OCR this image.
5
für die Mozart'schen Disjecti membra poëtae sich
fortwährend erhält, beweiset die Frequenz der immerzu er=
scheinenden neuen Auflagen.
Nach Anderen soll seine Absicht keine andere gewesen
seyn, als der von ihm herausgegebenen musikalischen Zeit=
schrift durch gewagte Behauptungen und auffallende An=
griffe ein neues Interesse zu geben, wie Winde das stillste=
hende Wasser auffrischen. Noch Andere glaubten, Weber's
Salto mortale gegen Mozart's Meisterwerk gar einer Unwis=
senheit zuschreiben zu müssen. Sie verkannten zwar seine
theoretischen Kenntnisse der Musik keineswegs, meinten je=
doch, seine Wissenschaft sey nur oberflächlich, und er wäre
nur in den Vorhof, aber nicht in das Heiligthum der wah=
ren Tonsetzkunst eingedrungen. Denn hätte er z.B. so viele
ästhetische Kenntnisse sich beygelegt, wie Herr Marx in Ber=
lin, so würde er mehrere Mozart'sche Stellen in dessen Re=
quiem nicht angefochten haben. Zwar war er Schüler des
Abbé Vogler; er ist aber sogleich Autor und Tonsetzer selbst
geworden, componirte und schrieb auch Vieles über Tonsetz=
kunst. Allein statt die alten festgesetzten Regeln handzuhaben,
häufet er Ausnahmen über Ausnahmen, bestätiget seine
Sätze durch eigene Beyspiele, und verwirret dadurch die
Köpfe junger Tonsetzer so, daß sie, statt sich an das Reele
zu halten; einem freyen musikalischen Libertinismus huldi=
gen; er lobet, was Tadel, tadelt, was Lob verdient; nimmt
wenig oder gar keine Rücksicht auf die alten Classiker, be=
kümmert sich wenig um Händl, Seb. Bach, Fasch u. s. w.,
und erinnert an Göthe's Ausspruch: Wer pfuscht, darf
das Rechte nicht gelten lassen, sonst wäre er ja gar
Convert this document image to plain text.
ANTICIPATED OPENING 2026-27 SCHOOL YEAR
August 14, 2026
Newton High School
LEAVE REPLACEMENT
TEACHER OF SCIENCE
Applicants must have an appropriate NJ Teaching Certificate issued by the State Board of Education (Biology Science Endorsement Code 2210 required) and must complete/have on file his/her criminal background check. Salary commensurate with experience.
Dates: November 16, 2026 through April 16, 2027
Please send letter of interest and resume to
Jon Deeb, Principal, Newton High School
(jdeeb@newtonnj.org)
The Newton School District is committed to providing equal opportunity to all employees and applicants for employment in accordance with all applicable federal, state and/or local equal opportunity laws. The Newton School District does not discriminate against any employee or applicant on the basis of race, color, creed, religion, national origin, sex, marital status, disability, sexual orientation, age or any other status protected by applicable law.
::::
▶ **Instructions to follow**
Give the lines exactly as they stand, from the line with "Convert this document image to plain text." through the end of the material.

▶ **Answer to this exercise**
Convert this document image to plain text.
ANTICIPATED OPENING 2026-27 SCHOOL YEAR
August 14, 2026
Newton High School
LEAVE REPLACEMENT
TEACHER OF SCIENCE
Applicants must have an appropriate NJ Teaching Certificate issued by the State Board of Education (Biology Science Endorsement Code 2210 required) and must complete/have on file his/her criminal background check. Salary commensurate with experience.
Dates: November 16, 2026 through April 16, 2027
Please send letter of interest and resume to
Jon Deeb, Principal, Newton High School
(jdeeb@newtonnj.org)
The Newton School District is committed to providing equal opportunity to all employees and applicants for employment in accordance with all applicable federal, state and/or local equal opportunity laws. The Newton School District does not discriminate against any employee or applicant on the basis of race, color, creed, religion, national origin, sex, marital status, disability, sexual orientation, age or any other status protected by applicable law.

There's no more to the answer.